## BEGIN EXTRACTED RECORDS

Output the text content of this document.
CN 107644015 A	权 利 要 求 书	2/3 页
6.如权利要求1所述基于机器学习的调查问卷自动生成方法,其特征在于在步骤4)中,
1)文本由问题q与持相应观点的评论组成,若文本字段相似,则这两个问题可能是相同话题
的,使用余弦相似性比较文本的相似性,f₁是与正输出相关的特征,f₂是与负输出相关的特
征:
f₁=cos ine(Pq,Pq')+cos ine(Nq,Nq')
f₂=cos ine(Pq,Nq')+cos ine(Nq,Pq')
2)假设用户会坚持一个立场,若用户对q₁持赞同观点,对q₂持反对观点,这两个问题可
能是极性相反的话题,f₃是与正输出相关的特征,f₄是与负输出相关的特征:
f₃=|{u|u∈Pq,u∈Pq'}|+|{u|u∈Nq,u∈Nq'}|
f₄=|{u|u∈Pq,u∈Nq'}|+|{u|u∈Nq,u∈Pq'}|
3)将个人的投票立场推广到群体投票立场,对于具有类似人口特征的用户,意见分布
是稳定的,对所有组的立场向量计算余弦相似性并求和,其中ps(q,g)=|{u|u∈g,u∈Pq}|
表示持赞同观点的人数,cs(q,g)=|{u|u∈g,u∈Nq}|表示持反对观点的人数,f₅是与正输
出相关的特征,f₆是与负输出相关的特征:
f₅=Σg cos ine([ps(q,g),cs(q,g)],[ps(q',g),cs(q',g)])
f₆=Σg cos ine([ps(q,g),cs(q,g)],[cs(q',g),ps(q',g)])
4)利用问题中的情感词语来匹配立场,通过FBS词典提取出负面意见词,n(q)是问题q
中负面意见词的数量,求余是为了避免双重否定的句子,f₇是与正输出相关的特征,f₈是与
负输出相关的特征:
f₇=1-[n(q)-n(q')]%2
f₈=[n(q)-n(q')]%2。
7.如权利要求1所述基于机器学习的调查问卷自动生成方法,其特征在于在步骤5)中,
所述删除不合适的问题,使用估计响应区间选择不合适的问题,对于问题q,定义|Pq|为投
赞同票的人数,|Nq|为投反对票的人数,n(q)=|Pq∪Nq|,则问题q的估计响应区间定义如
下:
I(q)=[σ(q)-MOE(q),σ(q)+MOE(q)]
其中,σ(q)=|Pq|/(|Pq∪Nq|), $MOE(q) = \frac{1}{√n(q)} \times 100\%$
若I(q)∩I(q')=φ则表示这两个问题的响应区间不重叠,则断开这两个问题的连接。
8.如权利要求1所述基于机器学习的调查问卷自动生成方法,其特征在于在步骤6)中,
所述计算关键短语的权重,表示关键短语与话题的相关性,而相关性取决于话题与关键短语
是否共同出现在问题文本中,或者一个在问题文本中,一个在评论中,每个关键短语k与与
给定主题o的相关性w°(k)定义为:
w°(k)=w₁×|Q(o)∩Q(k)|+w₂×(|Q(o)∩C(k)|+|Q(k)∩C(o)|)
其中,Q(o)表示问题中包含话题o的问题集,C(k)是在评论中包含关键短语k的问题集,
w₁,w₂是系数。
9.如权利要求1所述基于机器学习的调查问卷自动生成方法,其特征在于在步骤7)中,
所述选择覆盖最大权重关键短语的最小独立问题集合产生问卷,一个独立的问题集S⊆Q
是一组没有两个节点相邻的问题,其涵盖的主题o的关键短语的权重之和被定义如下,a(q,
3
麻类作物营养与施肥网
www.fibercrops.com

## END EXTRACTED RECORDS

(WRITTEN PROBLEM): Restate all of the entries exactly, please.

(TASK RESPONSE):
Output the text content of this document.
CN 107644015 A	权 利 要 求 书	2/3 页
6.如权利要求1所述基于机器学习的调查问卷自动生成方法,其特征在于在步骤4)中,
1)文本由问题q与持相应观点的评论组成,若文本字段相似,则这两个问题可能是相同话题
的,使用余弦相似性比较文本的相似性,f₁是与正输出相关的特征,f₂是与负输出相关的特
征:
f₁=cos ine(Pq,Pq')+cos ine(Nq,Nq')
f₂=cos ine(Pq,Nq')+cos ine(Nq,Pq')
2)假设用户会坚持一个立场,若用户对q₁持赞同观点,对q₂持反对观点,这两个问题可
能是极性相反的话题,f₃是与正输出相关的特征,f₄是与负输出相关的特征:
f₃=|{u|u∈Pq,u∈Pq'}|+|{u|u∈Nq,u∈Nq'}|
f₄=|{u|u∈Pq,u∈Nq'}|+|{u|u∈Nq,u∈Pq'}|
3)将个人的投票立场推广到群体投票立场,对于具有类似人口特征的用户,意见分布
是稳定的,对所有组的立场向量计算余弦相似性并求和,其中ps(q,g)=|{u|u∈g,u∈Pq}|
表示持赞同观点的人数,cs(q,g)=|{u|u∈g,u∈Nq}|表示持反对观点的人数,f₅是与正输
出相关的特征,f₆是与负输出相关的特征:
f₅=Σg cos ine([ps(q,g),cs(q,g)],[ps(q',g),cs(q',g)])
f₆=Σg cos ine([ps(q,g),cs(q,g)],[cs(q',g),ps(q',g)])
4)利用问题中的情感词语来匹配立场,通过FBS词典提取出负面意见词,n(q)是问题q
中负面意见词的数量,求余是为了避免双重否定的句子,f₇是与正输出相关的特征,f₈是与
负输出相关的特征:
f₇=1-[n(q)-n(q')]%2
f₈=[n(q)-n(q')]%2。
7.如权利要求1所述基于机器学习的调查问卷自动生成方法,其特征在于在步骤5)中,
所述删除不合适的问题,使用估计响应区间选择不合适的问题,对于问题q,定义|Pq|为投
赞同票的人数,|Nq|为投反对票的人数,n(q)=|Pq∪Nq|,则问题q的估计响应区间定义如
下:
I(q)=[σ(q)-MOE(q),σ(q)+MOE(q)]
其中,σ(q)=|Pq|/(|Pq∪Nq|), $MOE(q) = \frac{1}{√n(q)} \times 100\%$
若I(q)∩I(q')=φ则表示这两个问题的响应区间不重叠,则断开这两个问题的连接。
8.如权利要求1所述基于机器学习的调查问卷自动生成方法,其特征在于在步骤6)中,
所述计算关键短语的权重,表示关键短语与话题的相关性,而相关性取决于话题与关键短语
是否共同出现在问题文本中,或者一个在问题文本中,一个在评论中,每个关键短语k与与
给定主题o的相关性w°(k)定义为:
w°(k)=w₁×|Q(o)∩Q(k)|+w₂×(|Q(o)∩C(k)|+|Q(k)∩C(o)|)
其中,Q(o)表示问题中包含话题o的问题集,C(k)是在评论中包含关键短语k的问题集,
w₁,w₂是系数。
9.如权利要求1所述基于机器学习的调查问卷自动生成方法,其特征在于在步骤7)中,
所述选择覆盖最大权重关键短语的最小独立问题集合产生问卷,一个独立的问题集S⊆Q
是一组没有两个节点相邻的问题,其涵盖的主题o的关键短语的权重之和被定义如下,a(q,
3
麻类作物营养与施肥网
www.fibercrops.com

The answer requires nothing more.